● What this task involves
Leave out the pictures and return every entry exactly as it appears.

● Records for processing
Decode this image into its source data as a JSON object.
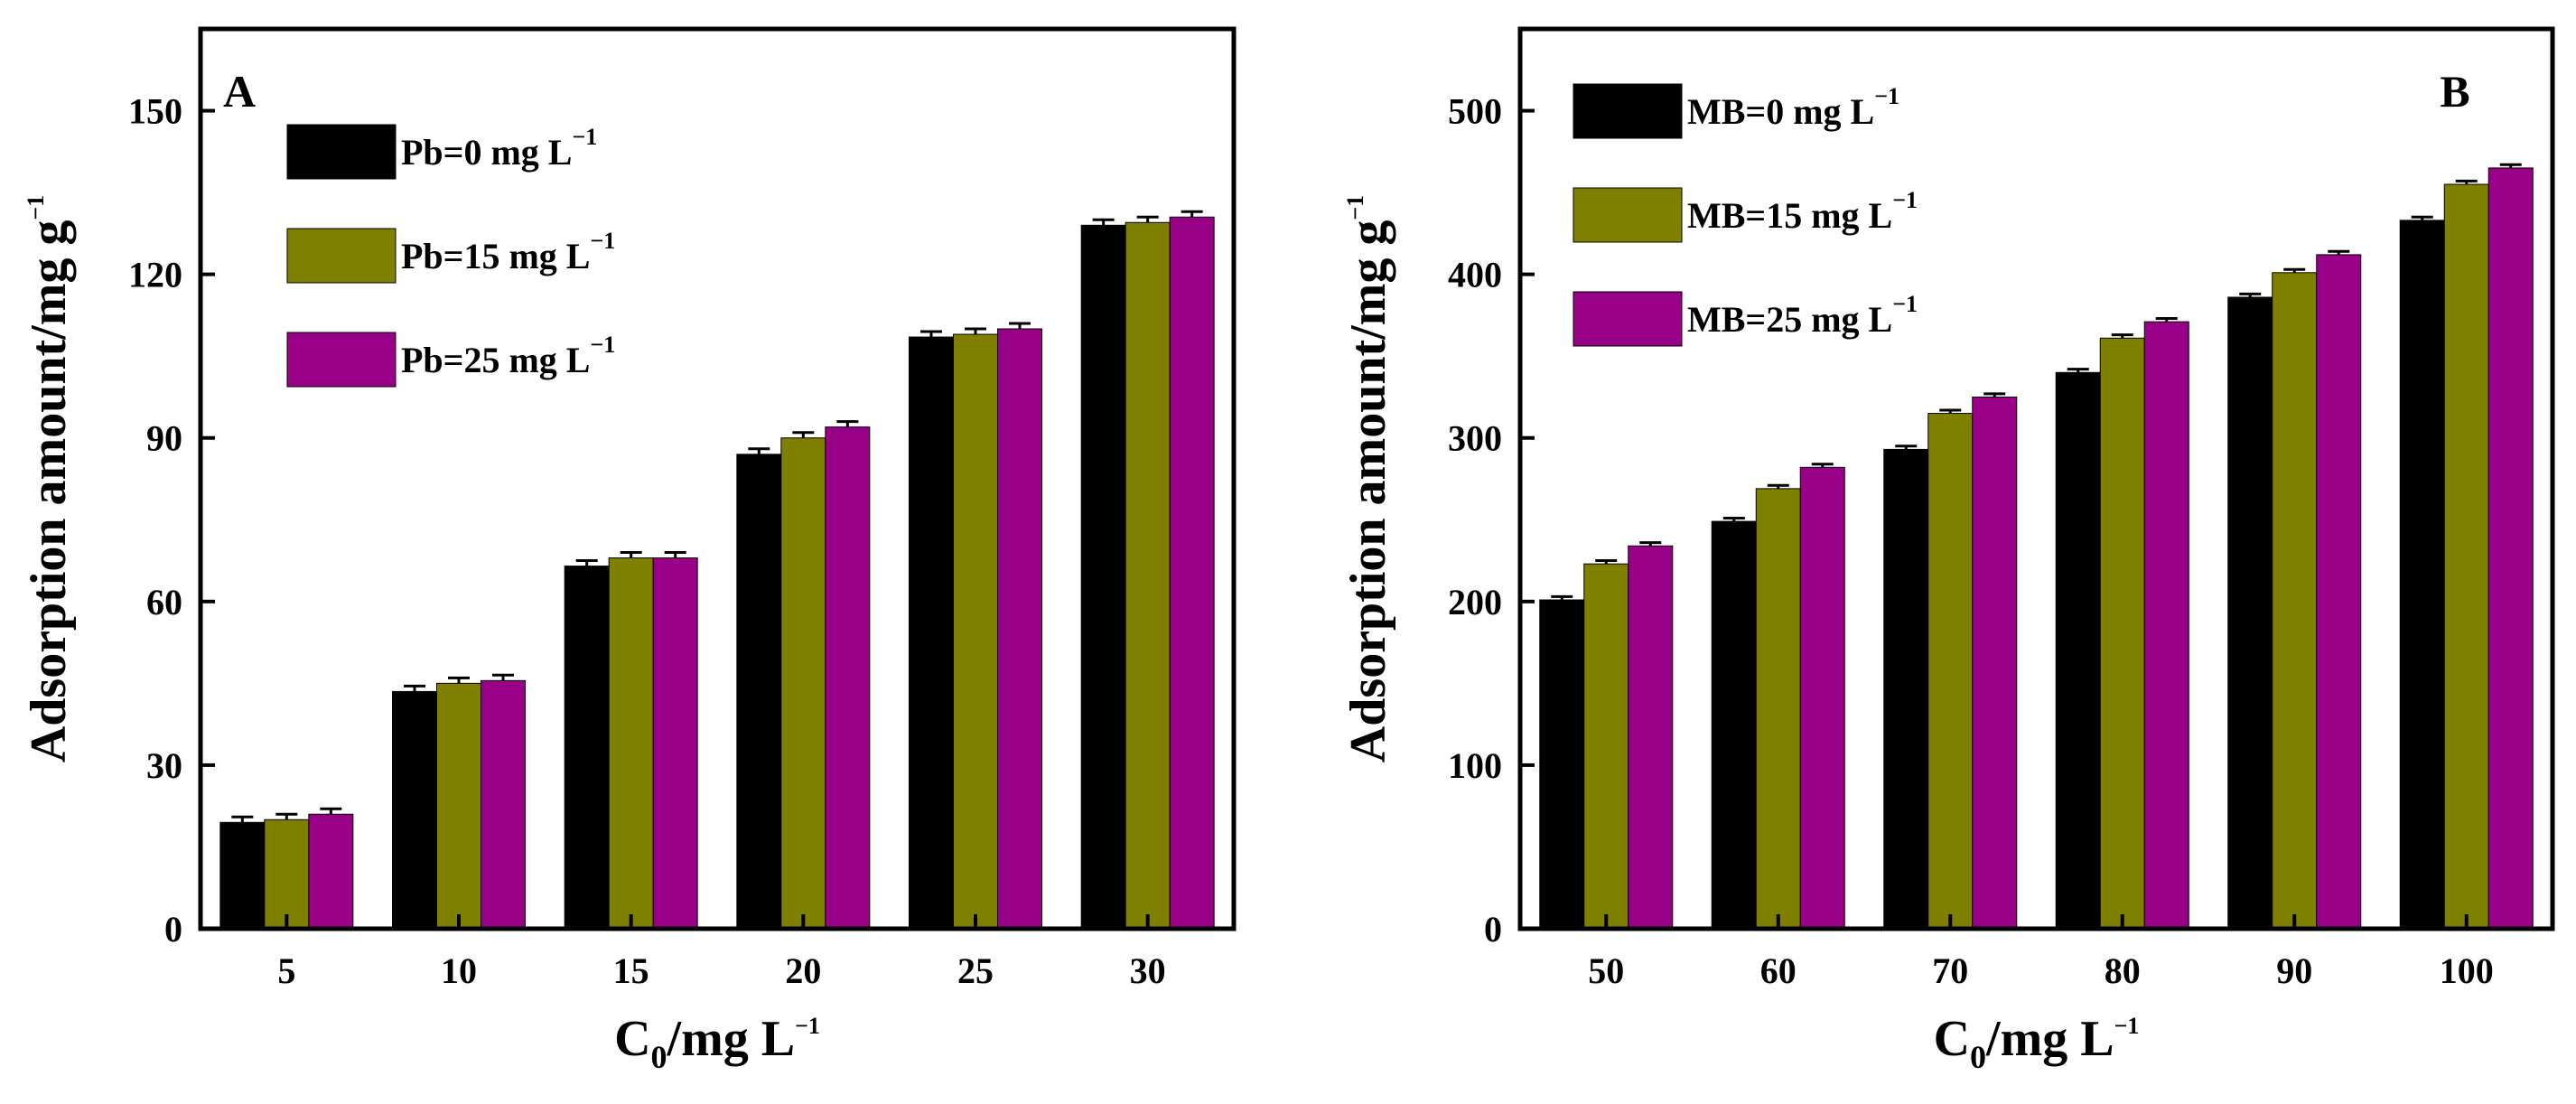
{
  "chart_data": [
    {
      "type": "bar",
      "panel_label": "A",
      "categories": [
        "5",
        "10",
        "15",
        "20",
        "25",
        "30"
      ],
      "series": [
        {
          "name": "Pb=0 mg L",
          "name_sup": "−1",
          "color": "#000000",
          "values": [
            19.5,
            43.5,
            66.5,
            87,
            108.5,
            129
          ],
          "errors": [
            1,
            1,
            1,
            1,
            1,
            1
          ]
        },
        {
          "name": "Pb=15 mg L",
          "name_sup": "−1",
          "color": "#808000",
          "values": [
            20,
            45,
            68,
            90,
            109,
            129.5
          ],
          "errors": [
            1,
            1,
            1,
            1,
            1,
            1
          ]
        },
        {
          "name": "Pb=25 mg L",
          "name_sup": "−1",
          "color": "#990088",
          "values": [
            21,
            45.5,
            68,
            92,
            110,
            130.5
          ],
          "errors": [
            1,
            1,
            1,
            1,
            1,
            1
          ]
        }
      ],
      "ylim": [
        0,
        165
      ],
      "yticks": [
        0,
        30,
        60,
        90,
        120,
        150
      ],
      "xlabel": {
        "main": "C",
        "sub": "0",
        "rest": "/mg L",
        "sup": "−1"
      },
      "ylabel": {
        "main": "Adsorption amount/mg g",
        "sup": "−1"
      },
      "legend_position": "top-left"
    },
    {
      "type": "bar",
      "panel_label": "B",
      "categories": [
        "50",
        "60",
        "70",
        "80",
        "90",
        "100"
      ],
      "series": [
        {
          "name": "MB=0 mg L",
          "name_sup": "−1",
          "color": "#000000",
          "values": [
            201,
            249,
            293,
            340,
            386,
            433
          ],
          "errors": [
            2,
            2,
            2,
            2,
            2,
            2
          ]
        },
        {
          "name": "MB=15 mg L",
          "name_sup": "−1",
          "color": "#808000",
          "values": [
            223,
            269,
            315,
            361,
            401,
            455
          ],
          "errors": [
            2,
            2,
            2,
            2,
            2,
            2
          ]
        },
        {
          "name": "MB=25 mg L",
          "name_sup": "−1",
          "color": "#990088",
          "values": [
            234,
            282,
            325,
            371,
            412,
            465
          ],
          "errors": [
            2,
            2,
            2,
            2,
            2,
            2
          ]
        }
      ],
      "ylim": [
        0,
        550
      ],
      "yticks": [
        0,
        100,
        200,
        300,
        400,
        500
      ],
      "xlabel": {
        "main": "C",
        "sub": "0",
        "rest": "/mg L",
        "sup": "−1"
      },
      "ylabel": {
        "main": "Adsorption amount/mg g",
        "sup": "−1"
      },
      "legend_position": "top-left"
    }
  ]
}
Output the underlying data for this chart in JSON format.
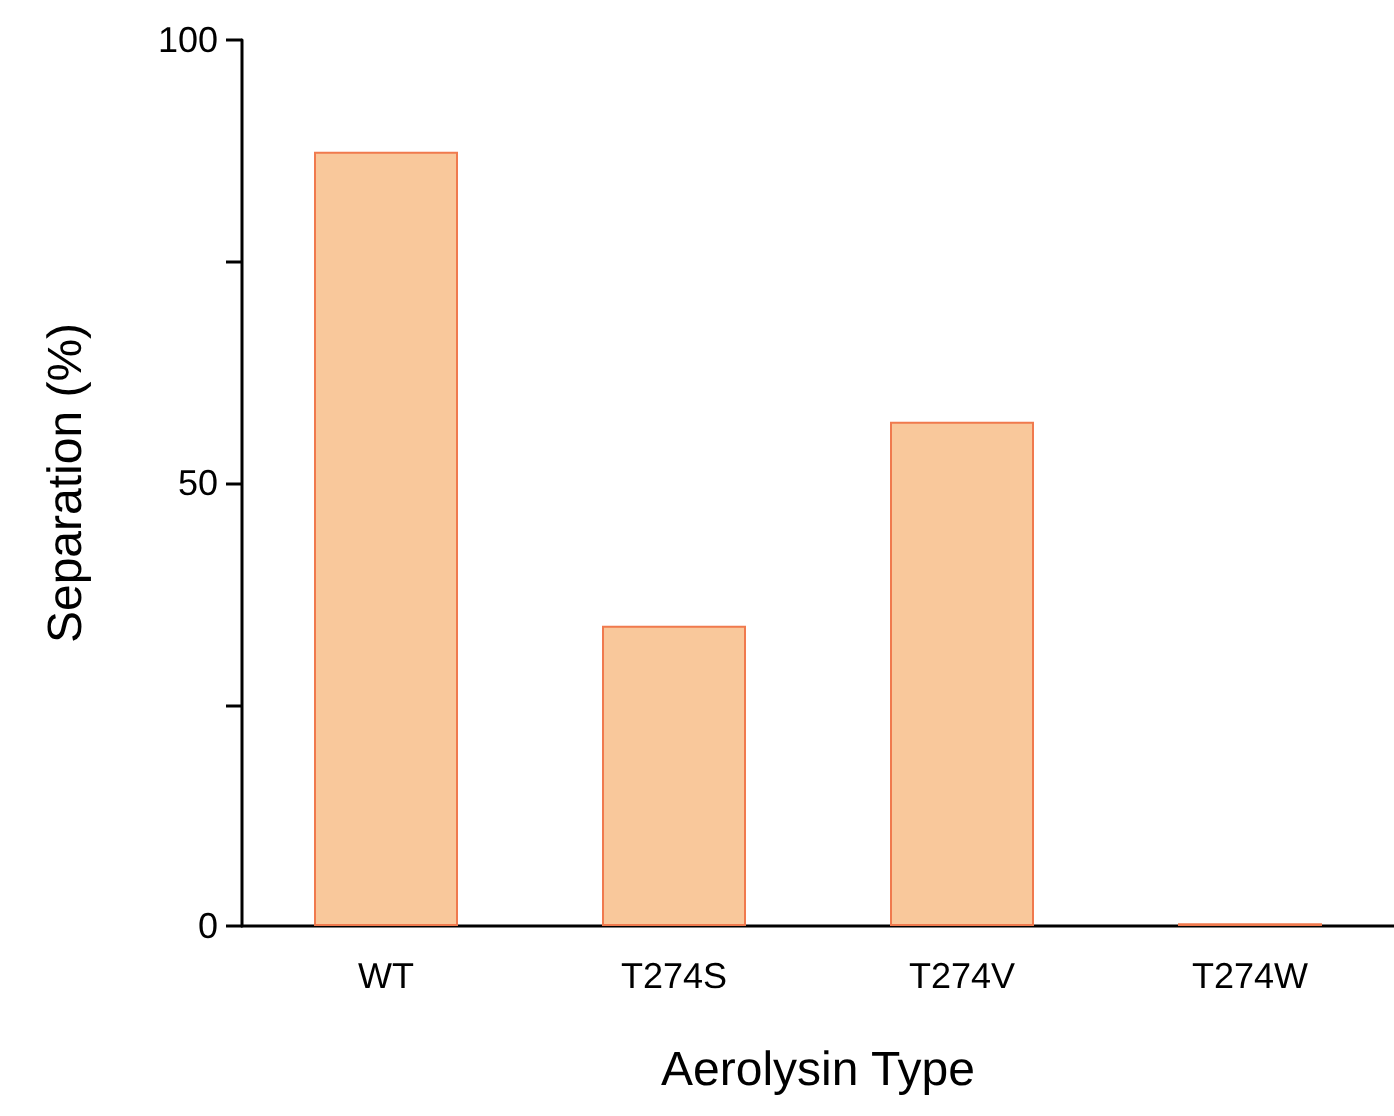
{
  "chart_data": {
    "type": "bar",
    "xlabel": "Aerolysin Type",
    "ylabel": "Separation (%)",
    "categories": [
      "WT",
      "T274S",
      "T274V",
      "T274W"
    ],
    "values": [
      87.4,
      33.9,
      56.9,
      0.3
    ],
    "color": "#f9c89b",
    "ylim": [
      0,
      100
    ],
    "yticks": [
      0,
      {
        "value": 25,
        "label": null
      },
      50,
      {
        "value": 75,
        "label": null
      },
      100
    ],
    "grid": false
  }
}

● Output for this exercise
Decode this image into its source data as a JSON object.
{
  "chart_data": [
    {
      "type": "bar",
      "panel_label": "A",
      "categories": [
        "5",
        "10",
        "15",
        "20",
        "25",
        "30"
      ],
      "series": [
        {
          "name": "Pb=0 mg L",
          "name_sup": "−1",
          "color": "#000000",
          "values": [
            19.5,
            43.5,
            66.5,
            87,
            108.5,
            129
          ],
          "errors": [
            1,
            1,
            1,
            1,
            1,
            1
          ]
        },
        {
          "name": "Pb=15 mg L",
          "name_sup": "−1",
          "color": "#808000",
          "values": [
            20,
            45,
            68,
            90,
            109,
            129.5
          ],
          "errors": [
            1,
            1,
            1,
            1,
            1,
            1
          ]
        },
        {
          "name": "Pb=25 mg L",
          "name_sup": "−1",
          "color": "#990088",
          "values": [
            21,
            45.5,
            68,
            92,
            110,
            130.5
          ],
          "errors": [
            1,
            1,
            1,
            1,
            1,
            1
          ]
        }
      ],
      "ylim": [
        0,
        165
      ],
      "yticks": [
        0,
        30,
        60,
        90,
        120,
        150
      ],
      "xlabel": {
        "main": "C",
        "sub": "0",
        "rest": "/mg L",
        "sup": "−1"
      },
      "ylabel": {
        "main": "Adsorption amount/mg g",
        "sup": "−1"
      },
      "legend_position": "top-left"
    },
    {
      "type": "bar",
      "panel_label": "B",
      "categories": [
        "50",
        "60",
        "70",
        "80",
        "90",
        "100"
      ],
      "series": [
        {
          "name": "MB=0 mg L",
          "name_sup": "−1",
          "color": "#000000",
          "values": [
            201,
            249,
            293,
            340,
            386,
            433
          ],
          "errors": [
            2,
            2,
            2,
            2,
            2,
            2
          ]
        },
        {
          "name": "MB=15 mg L",
          "name_sup": "−1",
          "color": "#808000",
          "values": [
            223,
            269,
            315,
            361,
            401,
            455
          ],
          "errors": [
            2,
            2,
            2,
            2,
            2,
            2
          ]
        },
        {
          "name": "MB=25 mg L",
          "name_sup": "−1",
          "color": "#990088",
          "values": [
            234,
            282,
            325,
            371,
            412,
            465
          ],
          "errors": [
            2,
            2,
            2,
            2,
            2,
            2
          ]
        }
      ],
      "ylim": [
        0,
        550
      ],
      "yticks": [
        0,
        100,
        200,
        300,
        400,
        500
      ],
      "xlabel": {
        "main": "C",
        "sub": "0",
        "rest": "/mg L",
        "sup": "−1"
      },
      "ylabel": {
        "main": "Adsorption amount/mg g",
        "sup": "−1"
      },
      "legend_position": "top-left"
    }
  ]
}
Output the underlying data for this chart in JSON format.
{
  "chart_data": {
    "type": "bar",
    "xlabel": "Aerolysin Type",
    "ylabel": "Separation (%)",
    "categories": [
      "WT",
      "T274S",
      "T274V",
      "T274W"
    ],
    "values": [
      87.4,
      33.9,
      56.9,
      0.3
    ],
    "color": "#f9c89b",
    "ylim": [
      0,
      100
    ],
    "yticks": [
      0,
      {
        "value": 25,
        "label": null
      },
      50,
      {
        "value": 75,
        "label": null
      },
      100
    ],
    "grid": false
  }
}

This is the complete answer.